RECORDED INFORMATION.
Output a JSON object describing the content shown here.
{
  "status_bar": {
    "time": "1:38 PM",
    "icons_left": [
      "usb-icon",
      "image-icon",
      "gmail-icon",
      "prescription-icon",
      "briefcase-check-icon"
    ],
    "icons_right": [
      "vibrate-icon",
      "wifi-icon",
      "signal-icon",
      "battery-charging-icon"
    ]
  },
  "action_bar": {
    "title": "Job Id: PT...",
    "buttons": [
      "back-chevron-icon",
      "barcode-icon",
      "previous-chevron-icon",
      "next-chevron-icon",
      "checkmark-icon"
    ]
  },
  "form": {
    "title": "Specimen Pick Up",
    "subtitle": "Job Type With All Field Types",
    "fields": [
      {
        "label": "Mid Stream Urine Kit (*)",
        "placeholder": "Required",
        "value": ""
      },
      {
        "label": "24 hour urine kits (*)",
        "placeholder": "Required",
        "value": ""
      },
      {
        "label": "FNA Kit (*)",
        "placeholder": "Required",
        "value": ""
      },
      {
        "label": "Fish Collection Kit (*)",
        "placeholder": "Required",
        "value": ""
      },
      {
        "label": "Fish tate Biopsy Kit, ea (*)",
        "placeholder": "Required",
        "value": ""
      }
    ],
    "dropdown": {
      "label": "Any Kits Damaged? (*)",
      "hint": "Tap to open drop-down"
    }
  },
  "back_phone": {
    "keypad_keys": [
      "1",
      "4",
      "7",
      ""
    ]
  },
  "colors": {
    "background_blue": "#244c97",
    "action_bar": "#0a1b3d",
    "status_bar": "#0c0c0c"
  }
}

TASK PROMPT. Retype the listing. Match it exactly.

CORRECT RESPONSE.
Output a JSON object describing the content shown here.
{
  "status_bar": {
    "time": "1:38 PM",
    "icons_left": [
      "usb-icon",
      "image-icon",
      "gmail-icon",
      "prescription-icon",
      "briefcase-check-icon"
    ],
    "icons_right": [
      "vibrate-icon",
      "wifi-icon",
      "signal-icon",
      "battery-charging-icon"
    ]
  },
  "action_bar": {
    "title": "Job Id: PT...",
    "buttons": [
      "back-chevron-icon",
      "barcode-icon",
      "previous-chevron-icon",
      "next-chevron-icon",
      "checkmark-icon"
    ]
  },
  "form": {
    "title": "Specimen Pick Up",
    "subtitle": "Job Type With All Field Types",
    "fields": [
      {
        "label": "Mid Stream Urine Kit (*)",
        "placeholder": "Required",
        "value": ""
      },
      {
        "label": "24 hour urine kits (*)",
        "placeholder": "Required",
        "value": ""
      },
      {
        "label": "FNA Kit (*)",
        "placeholder": "Required",
        "value": ""
      },
      {
        "label": "Fish Collection Kit (*)",
        "placeholder": "Required",
        "value": ""
      },
      {
        "label": "Fish tate Biopsy Kit, ea (*)",
        "placeholder": "Required",
        "value": ""
      }
    ],
    "dropdown": {
      "label": "Any Kits Damaged? (*)",
      "hint": "Tap to open drop-down"
    }
  },
  "back_phone": {
    "keypad_keys": [
      "1",
      "4",
      "7",
      ""
    ]
  },
  "colors": {
    "background_blue": "#244c97",
    "action_bar": "#0a1b3d",
    "status_bar": "#0c0c0c"
  }
}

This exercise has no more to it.